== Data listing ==
____
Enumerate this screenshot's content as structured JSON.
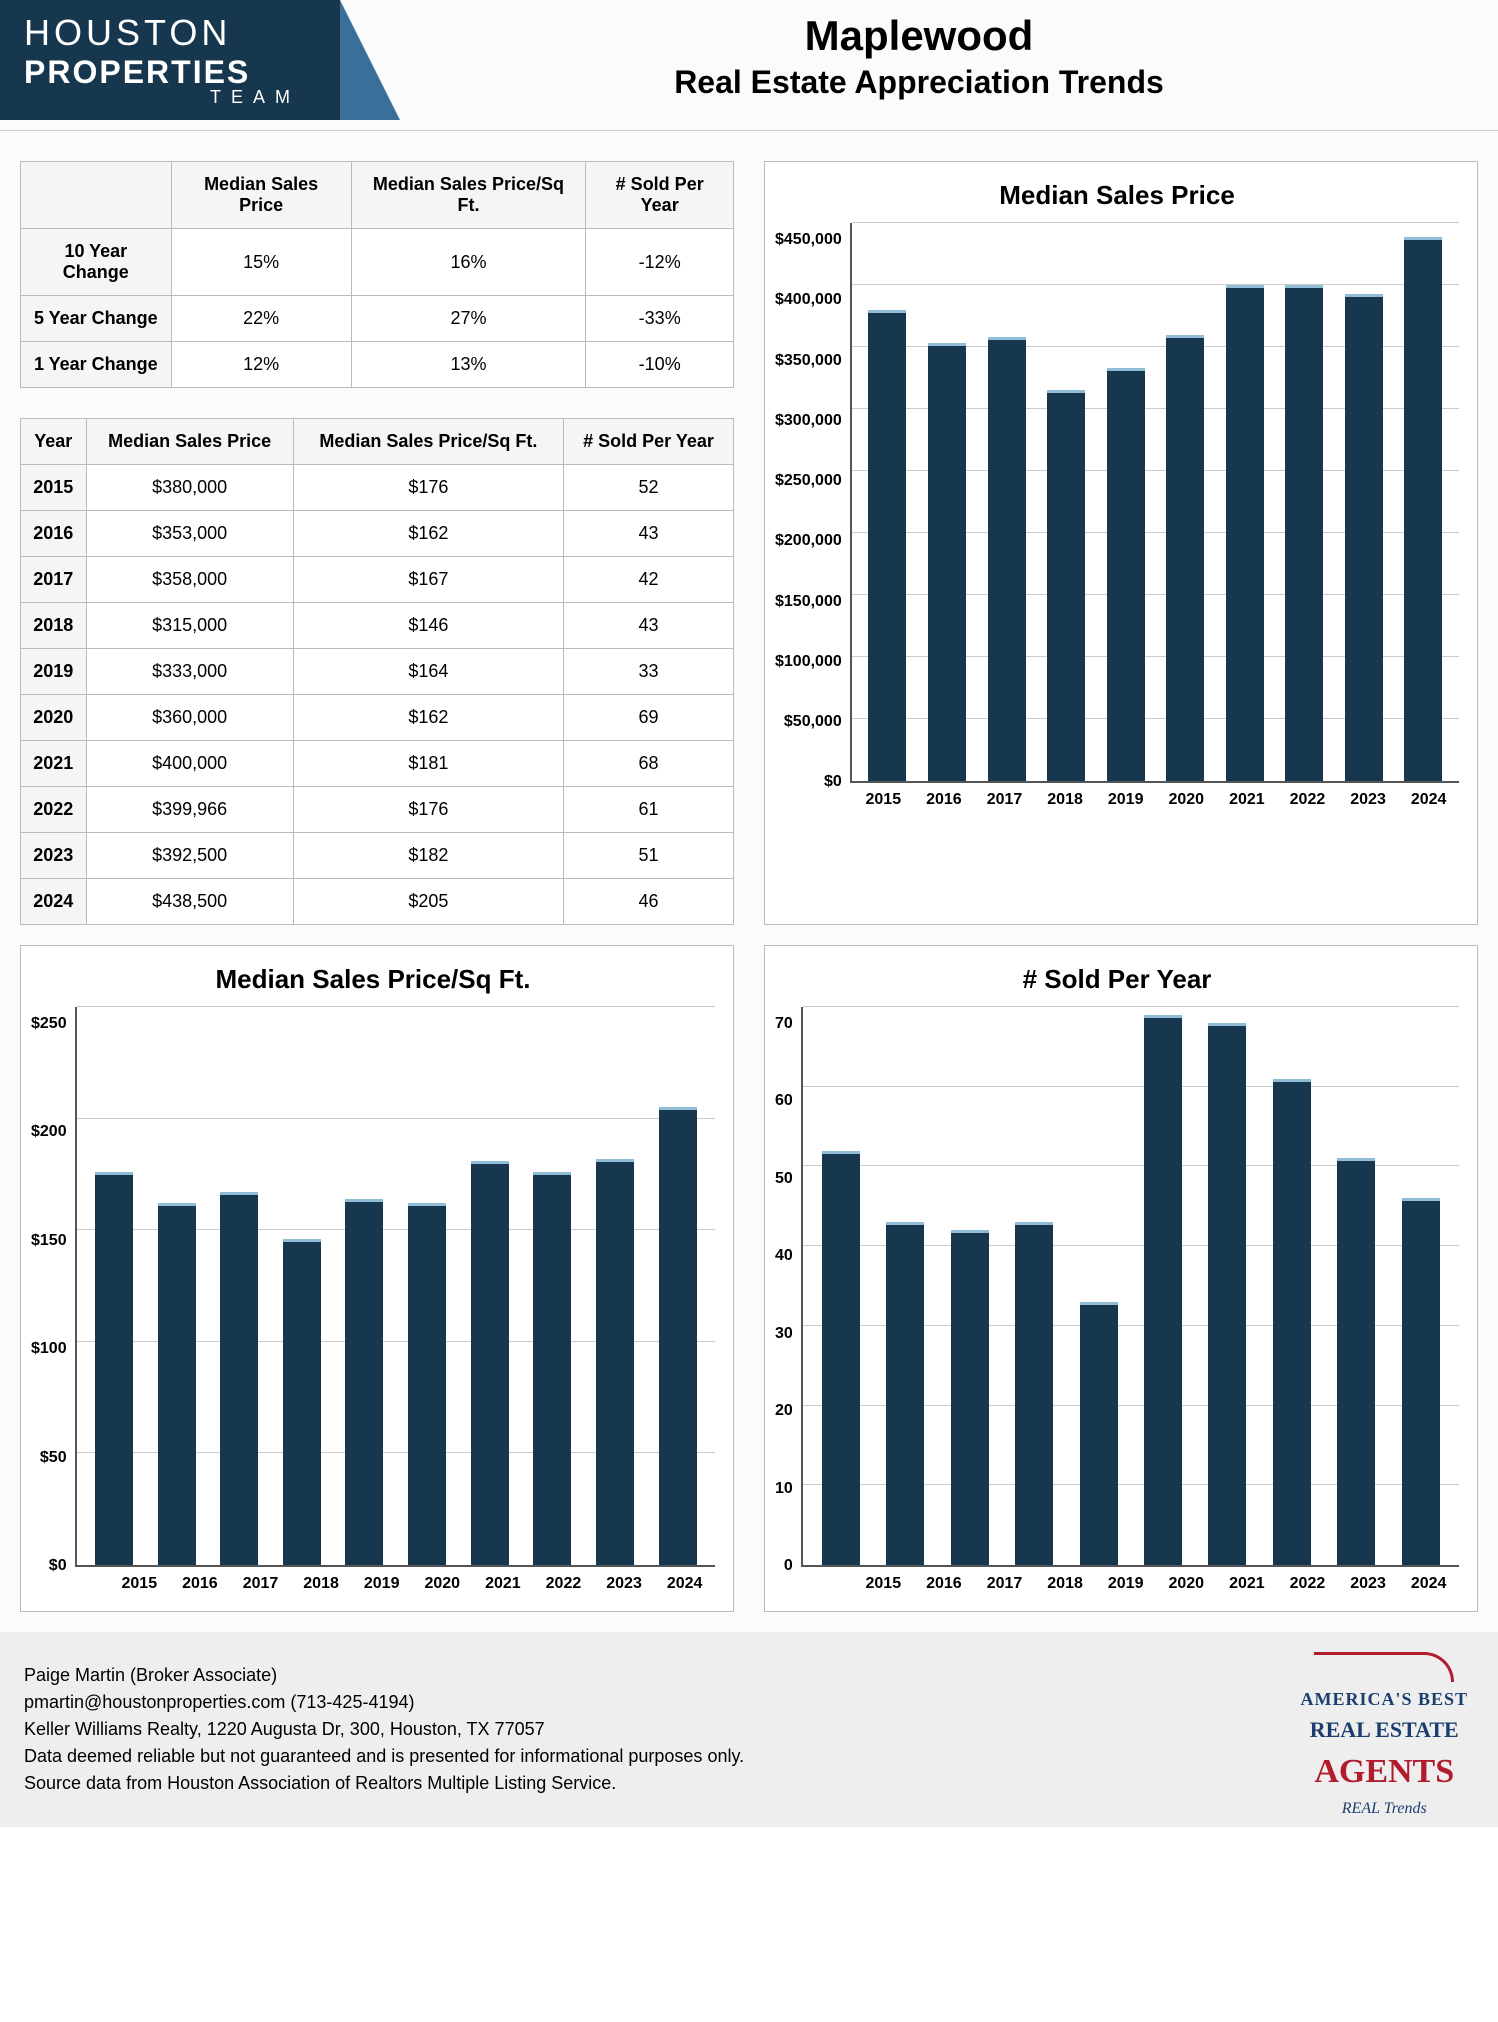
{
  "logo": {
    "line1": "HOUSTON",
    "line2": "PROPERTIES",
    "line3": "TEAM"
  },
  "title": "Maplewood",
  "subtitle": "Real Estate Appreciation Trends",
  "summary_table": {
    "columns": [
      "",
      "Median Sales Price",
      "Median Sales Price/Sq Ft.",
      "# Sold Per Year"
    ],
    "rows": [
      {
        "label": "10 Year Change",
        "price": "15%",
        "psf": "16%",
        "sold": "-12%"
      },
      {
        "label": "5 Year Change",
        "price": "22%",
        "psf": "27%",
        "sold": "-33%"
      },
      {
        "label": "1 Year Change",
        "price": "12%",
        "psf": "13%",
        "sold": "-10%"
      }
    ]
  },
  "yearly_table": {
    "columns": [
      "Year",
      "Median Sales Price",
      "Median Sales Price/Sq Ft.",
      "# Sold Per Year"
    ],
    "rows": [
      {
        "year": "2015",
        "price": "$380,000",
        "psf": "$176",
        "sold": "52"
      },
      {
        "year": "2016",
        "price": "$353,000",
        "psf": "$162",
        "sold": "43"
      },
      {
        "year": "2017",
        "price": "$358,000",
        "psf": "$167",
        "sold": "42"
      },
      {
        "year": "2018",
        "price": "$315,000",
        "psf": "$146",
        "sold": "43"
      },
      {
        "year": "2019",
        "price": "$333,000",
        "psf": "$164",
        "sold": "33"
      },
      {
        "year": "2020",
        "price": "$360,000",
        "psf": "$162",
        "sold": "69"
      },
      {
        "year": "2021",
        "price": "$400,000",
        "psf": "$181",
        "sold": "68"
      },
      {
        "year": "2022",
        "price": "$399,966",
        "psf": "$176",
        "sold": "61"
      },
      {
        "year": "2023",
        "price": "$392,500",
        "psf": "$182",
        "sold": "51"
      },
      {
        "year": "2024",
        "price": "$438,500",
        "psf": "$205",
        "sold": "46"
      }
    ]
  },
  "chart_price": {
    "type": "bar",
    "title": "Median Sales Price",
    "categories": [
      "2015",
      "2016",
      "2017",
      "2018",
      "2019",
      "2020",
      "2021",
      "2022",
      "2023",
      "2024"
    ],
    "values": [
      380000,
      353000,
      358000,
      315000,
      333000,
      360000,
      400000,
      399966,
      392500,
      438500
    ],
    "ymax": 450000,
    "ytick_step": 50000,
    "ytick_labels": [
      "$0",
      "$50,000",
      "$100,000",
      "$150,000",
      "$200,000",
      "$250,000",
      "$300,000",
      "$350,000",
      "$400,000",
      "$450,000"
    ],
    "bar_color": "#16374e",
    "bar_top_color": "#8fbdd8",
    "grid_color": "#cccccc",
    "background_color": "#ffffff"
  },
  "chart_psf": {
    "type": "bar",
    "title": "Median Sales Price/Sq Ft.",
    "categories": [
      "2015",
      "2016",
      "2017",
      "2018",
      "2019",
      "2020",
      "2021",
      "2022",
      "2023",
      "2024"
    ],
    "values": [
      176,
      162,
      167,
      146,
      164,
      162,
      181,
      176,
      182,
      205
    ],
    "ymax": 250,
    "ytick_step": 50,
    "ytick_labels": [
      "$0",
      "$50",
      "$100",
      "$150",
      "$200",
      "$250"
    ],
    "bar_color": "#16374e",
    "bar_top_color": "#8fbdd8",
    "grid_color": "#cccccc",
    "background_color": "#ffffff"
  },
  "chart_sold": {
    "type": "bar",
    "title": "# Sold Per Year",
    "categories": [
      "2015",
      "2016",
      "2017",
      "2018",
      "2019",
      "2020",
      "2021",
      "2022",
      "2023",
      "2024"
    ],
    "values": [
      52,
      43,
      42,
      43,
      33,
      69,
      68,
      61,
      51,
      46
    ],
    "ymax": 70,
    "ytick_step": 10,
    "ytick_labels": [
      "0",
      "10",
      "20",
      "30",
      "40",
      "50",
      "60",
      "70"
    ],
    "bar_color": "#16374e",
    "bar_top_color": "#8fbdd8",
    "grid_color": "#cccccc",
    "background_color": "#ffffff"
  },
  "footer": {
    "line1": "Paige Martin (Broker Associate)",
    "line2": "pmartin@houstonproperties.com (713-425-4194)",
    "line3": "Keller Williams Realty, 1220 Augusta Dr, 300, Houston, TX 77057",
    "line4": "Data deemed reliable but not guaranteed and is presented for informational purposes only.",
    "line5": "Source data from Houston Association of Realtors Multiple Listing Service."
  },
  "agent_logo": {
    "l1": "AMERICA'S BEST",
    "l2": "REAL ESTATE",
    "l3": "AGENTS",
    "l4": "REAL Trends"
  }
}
____
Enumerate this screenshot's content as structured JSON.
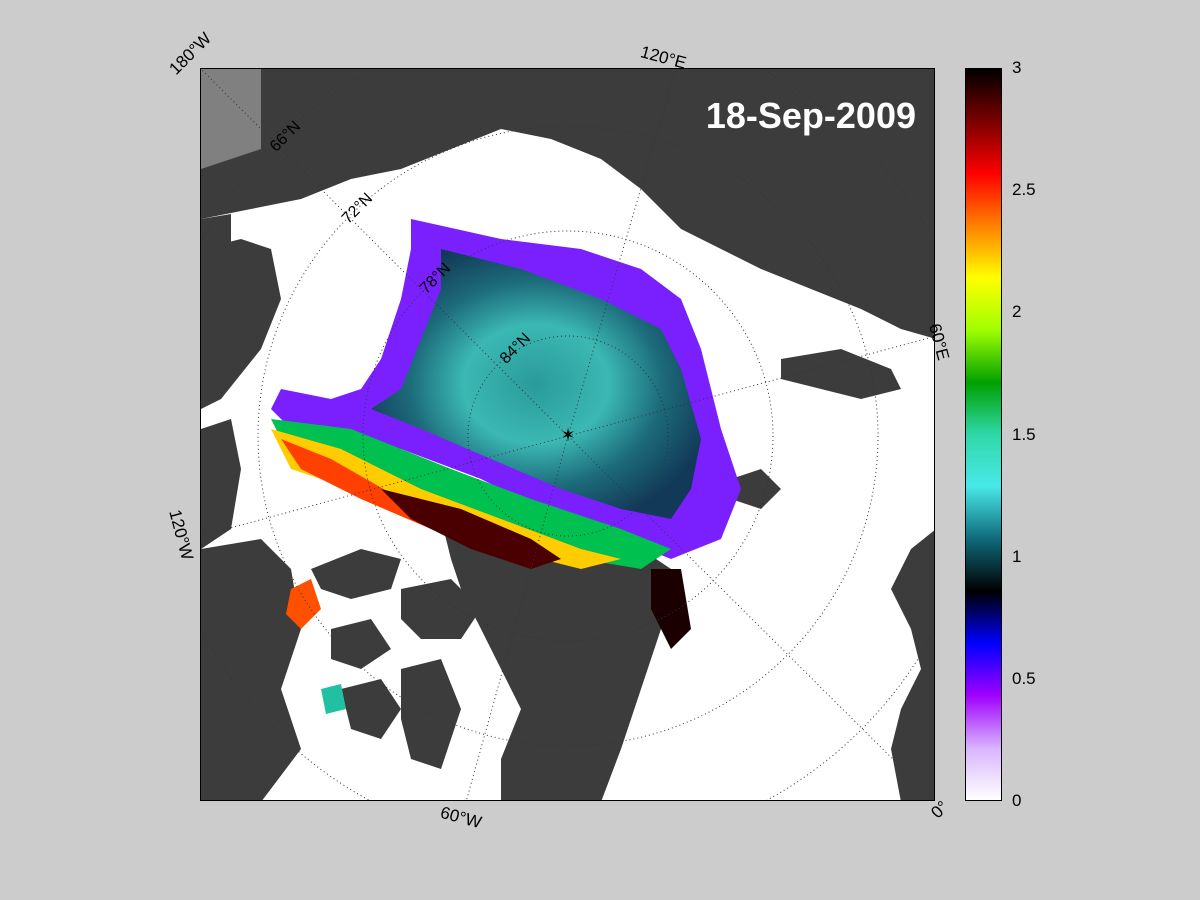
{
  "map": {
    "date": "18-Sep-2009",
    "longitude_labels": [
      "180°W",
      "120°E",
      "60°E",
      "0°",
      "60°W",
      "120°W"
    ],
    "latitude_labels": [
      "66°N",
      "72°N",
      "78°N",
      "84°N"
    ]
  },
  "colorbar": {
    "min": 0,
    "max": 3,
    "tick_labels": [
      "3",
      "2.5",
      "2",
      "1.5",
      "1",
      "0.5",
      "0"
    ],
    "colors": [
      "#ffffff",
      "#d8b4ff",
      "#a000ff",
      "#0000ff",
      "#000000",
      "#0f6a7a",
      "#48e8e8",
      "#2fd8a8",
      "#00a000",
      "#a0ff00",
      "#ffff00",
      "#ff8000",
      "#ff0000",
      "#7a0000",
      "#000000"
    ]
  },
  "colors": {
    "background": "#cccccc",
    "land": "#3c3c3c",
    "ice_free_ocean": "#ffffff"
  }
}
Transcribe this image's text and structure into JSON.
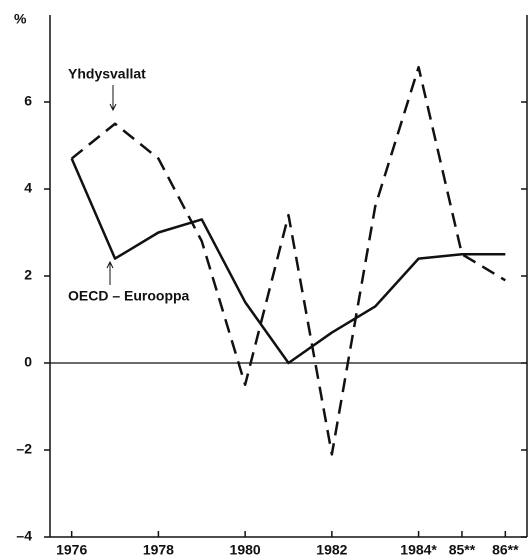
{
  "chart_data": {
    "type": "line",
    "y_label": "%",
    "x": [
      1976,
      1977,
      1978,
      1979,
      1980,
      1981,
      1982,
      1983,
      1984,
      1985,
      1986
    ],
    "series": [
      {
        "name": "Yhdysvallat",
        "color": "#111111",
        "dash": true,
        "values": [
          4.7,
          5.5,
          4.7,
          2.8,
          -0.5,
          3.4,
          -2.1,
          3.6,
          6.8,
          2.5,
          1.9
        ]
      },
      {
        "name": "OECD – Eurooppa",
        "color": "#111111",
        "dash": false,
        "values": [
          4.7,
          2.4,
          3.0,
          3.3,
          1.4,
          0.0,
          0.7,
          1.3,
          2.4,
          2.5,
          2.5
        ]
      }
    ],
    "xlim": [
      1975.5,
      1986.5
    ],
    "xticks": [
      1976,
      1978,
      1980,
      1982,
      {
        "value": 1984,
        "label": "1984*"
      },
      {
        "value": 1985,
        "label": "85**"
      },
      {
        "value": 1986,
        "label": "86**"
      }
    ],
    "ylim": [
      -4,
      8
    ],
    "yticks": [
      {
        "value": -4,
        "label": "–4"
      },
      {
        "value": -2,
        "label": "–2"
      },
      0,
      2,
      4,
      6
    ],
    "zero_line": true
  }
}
____
== GIVEN EXERCISE ==
Where a line contains the string "Change", extract that line.

== FINISHED TASK ==
        "label": "10 Year Change",
        "label": "5 Year Change",
        "label": "1 Year Change",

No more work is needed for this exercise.